··· PROVIDED PASSAGE

Memory Sharing for Large Language Model based Agents
This addresses the limitation of example diversity in LLM-based agents for open-ended tasks, though it appears incremental as an enhancement to existing in-context learning approaches.
The paper tackles the problem of LLM-based agents producing divergent outputs on open-ended questions due to limited example diversity, by introducing a Memory Sharing framework that enables real-time memory sharing among multiple agents to enhance in-context learning. Experimental results show the framework significantly improves agent performance on open-ended questions across three specialized domains.

······
··· SOURCE MATERIAL

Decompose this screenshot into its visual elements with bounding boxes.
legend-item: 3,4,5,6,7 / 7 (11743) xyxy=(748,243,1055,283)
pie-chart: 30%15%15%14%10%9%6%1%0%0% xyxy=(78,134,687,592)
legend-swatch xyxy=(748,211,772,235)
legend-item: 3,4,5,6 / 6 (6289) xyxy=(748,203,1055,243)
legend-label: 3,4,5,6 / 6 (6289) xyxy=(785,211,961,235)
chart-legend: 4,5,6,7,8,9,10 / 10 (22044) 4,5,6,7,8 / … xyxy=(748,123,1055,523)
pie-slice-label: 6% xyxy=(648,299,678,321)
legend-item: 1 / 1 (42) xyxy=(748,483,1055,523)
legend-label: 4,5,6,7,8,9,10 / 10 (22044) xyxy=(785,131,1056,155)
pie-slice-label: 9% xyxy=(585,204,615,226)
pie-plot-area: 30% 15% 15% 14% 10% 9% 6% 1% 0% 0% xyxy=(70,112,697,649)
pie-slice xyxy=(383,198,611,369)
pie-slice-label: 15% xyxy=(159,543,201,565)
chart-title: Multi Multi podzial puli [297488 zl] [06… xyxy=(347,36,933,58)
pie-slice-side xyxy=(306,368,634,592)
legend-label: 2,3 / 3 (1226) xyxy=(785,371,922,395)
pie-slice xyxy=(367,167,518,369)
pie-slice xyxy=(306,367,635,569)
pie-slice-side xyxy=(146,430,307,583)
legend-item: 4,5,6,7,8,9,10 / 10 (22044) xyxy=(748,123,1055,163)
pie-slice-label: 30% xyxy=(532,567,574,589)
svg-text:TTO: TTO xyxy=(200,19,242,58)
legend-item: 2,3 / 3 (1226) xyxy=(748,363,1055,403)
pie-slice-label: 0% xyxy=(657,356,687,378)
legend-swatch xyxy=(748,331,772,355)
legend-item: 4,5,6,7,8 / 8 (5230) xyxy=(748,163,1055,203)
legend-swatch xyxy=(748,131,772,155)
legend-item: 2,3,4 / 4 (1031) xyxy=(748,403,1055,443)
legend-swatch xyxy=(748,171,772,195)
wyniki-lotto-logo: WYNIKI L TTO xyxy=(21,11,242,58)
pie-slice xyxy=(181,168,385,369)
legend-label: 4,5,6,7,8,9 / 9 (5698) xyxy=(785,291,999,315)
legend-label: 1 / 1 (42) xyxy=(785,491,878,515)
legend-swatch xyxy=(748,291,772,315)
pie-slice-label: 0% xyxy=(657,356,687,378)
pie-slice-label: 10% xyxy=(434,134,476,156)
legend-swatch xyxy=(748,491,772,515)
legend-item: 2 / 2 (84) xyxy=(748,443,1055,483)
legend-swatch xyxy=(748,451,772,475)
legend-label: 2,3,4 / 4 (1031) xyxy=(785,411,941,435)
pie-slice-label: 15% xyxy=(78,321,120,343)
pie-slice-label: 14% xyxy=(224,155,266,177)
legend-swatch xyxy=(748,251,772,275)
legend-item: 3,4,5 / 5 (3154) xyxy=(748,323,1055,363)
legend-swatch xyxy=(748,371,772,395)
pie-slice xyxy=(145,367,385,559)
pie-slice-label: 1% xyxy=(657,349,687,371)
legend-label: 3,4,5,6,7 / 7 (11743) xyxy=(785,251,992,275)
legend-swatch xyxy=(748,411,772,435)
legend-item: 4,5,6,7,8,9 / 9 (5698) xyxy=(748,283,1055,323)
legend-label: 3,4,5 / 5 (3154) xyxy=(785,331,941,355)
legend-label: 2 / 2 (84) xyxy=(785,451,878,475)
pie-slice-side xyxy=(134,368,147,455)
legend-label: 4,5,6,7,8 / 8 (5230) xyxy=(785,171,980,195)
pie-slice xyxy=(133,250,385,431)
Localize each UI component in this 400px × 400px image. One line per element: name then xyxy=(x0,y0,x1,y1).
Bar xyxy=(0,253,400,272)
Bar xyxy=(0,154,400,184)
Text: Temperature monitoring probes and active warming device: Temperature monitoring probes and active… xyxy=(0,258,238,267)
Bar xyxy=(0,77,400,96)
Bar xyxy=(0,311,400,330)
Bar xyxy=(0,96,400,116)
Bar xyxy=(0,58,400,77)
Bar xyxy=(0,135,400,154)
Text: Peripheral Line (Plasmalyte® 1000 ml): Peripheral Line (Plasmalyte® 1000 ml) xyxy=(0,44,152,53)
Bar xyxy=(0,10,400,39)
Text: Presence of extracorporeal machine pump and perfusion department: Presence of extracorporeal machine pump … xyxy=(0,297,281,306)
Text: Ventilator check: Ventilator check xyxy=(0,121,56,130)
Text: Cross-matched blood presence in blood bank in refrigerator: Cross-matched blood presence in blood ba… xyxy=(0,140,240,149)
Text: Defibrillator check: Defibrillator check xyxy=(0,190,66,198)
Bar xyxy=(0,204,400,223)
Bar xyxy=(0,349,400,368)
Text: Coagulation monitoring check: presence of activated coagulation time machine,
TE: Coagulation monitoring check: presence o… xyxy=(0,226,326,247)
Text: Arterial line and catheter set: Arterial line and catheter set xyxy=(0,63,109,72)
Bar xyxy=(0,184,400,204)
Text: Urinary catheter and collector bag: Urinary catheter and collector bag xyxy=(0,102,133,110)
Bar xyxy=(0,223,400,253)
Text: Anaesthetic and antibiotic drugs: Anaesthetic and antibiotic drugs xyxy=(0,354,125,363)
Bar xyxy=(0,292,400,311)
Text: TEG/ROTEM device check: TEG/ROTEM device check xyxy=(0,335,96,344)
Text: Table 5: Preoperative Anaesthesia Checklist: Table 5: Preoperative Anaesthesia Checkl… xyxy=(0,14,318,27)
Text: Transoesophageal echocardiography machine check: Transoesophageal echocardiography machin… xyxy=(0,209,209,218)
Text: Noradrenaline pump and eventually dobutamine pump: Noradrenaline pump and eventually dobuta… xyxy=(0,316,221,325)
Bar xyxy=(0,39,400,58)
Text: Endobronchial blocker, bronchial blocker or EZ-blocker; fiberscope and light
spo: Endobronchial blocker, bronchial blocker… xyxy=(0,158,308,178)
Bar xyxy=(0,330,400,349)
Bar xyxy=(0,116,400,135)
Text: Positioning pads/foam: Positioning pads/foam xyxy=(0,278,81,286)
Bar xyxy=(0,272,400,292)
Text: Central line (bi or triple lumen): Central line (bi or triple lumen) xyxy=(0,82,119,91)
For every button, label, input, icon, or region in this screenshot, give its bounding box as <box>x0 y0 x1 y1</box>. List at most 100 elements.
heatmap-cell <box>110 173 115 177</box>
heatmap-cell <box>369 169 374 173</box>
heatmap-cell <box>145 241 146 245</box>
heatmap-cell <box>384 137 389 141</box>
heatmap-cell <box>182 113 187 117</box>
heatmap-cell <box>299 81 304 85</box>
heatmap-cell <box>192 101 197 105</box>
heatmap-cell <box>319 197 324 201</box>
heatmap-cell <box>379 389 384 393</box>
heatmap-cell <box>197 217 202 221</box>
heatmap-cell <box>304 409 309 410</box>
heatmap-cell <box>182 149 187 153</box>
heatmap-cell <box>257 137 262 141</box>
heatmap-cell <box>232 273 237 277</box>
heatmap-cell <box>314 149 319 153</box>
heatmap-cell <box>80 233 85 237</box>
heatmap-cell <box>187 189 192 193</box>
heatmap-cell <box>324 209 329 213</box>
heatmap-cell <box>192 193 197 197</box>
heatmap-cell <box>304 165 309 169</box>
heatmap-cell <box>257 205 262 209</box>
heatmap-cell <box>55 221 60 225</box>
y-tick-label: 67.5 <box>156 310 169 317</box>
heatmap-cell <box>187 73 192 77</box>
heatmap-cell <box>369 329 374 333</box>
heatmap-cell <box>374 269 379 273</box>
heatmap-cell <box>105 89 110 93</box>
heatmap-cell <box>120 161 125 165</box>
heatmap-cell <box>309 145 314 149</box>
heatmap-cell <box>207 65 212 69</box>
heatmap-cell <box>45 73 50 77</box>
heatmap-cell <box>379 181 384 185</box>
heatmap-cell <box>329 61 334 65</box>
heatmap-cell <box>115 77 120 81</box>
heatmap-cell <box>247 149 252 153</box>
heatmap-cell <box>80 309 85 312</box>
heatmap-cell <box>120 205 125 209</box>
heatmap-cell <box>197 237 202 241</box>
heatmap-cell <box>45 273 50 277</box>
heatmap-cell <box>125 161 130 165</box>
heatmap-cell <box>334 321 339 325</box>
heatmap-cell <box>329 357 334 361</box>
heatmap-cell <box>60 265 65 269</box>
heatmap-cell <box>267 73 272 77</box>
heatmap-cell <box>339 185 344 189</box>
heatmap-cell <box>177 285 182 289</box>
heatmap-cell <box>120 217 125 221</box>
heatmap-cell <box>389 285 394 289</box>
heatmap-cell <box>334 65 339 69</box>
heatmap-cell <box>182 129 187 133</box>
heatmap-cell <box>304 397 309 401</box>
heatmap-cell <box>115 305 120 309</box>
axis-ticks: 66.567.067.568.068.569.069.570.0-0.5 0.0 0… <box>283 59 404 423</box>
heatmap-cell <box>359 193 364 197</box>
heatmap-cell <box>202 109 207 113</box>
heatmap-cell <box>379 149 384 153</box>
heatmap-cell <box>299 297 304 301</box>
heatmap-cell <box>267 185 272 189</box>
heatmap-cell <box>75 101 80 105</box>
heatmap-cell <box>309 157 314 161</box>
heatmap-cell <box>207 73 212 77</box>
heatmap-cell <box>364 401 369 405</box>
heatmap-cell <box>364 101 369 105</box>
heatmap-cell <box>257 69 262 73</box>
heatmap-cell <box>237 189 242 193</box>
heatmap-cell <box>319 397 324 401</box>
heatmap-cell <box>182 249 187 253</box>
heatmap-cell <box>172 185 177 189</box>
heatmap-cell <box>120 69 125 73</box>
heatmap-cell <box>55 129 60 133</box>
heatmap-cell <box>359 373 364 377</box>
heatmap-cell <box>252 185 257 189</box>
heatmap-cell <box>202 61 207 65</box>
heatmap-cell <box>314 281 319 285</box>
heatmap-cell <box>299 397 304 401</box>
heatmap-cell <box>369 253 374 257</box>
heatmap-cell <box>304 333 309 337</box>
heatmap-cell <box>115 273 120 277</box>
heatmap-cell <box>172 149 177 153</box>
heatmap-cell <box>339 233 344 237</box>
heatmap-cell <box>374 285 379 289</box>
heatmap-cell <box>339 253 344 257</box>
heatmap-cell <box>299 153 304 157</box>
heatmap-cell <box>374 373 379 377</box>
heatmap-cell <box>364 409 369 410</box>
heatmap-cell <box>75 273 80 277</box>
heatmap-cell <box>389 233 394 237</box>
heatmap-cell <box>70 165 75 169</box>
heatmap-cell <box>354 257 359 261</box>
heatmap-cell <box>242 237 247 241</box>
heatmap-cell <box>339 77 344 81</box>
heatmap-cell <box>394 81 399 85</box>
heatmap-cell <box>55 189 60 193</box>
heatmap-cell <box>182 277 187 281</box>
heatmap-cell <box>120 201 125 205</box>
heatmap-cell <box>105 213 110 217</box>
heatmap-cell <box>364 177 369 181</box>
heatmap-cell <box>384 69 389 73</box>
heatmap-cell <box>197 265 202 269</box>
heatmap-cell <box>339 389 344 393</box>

······

THINGS TO DO:
**1)** Decide whether each statement agrees with the memory sharing summary, answering yes or no and quoting the words that settle it: (a) the framework lets multiple agents share memory in real time; (b) the experiments covered five specialized domains; (c) the summary describes the approach as an enhancement to existing in-context learning approaches.
**2)** Echo the memory sharing summary from "Memory Sharing for" to "in-context learning approaches.".
**3)** Carry on the memory sharing summary from its last sentence.

RESPONSES IN ORDER:
**1)**
(a) Yes: "enables real-time memory sharing among multiple agents"
(b) No: "across three specialized domains"
(c) Yes: "it appears incremental as an enhancement to existing in-context learning approaches"

**2)**
Memory Sharing for Large Language Model based Agents
This addresses the limitation of example diversity in LLM-based agents for open-ended tasks, though it appears incremental as an enhancement to existing in-context learning approaches.

**3)**
The adaptation of Large Language Model (LLM)-based agents to execute tasks via natural language prompts represents a significant advancement, notably eliminating the need for explicit retraining or fine tuning, but are constrained by the comprehensiveness and diversity of the provided examples, leading to outputs that often diverge significantly from expected results, especially when it comes to the open-ended questions. This paper introduces the Memory Sharing, a framework which integrates the real-time memory filter, storage and retrieval to enhance the In-Context Learning process. This framework allows for the sharing of memories among multiple agents, whereby the interactions and shared memories between different agents effectively enhance the diversity of the memories. The collective self-enhancement through interactive learning among multiple agents facilitates the evolution from individual intelligence to collective intelligence. Besides, the dynamically growing memory pool is utilized not only to improve the quality of responses but also to train and enhance the retriever. We evaluated our framework across three distinct domains involving specialized tasks of agents. The experimental results demonstrate that the MS framework significantly improves the agents' performance in addressing open-ended questions.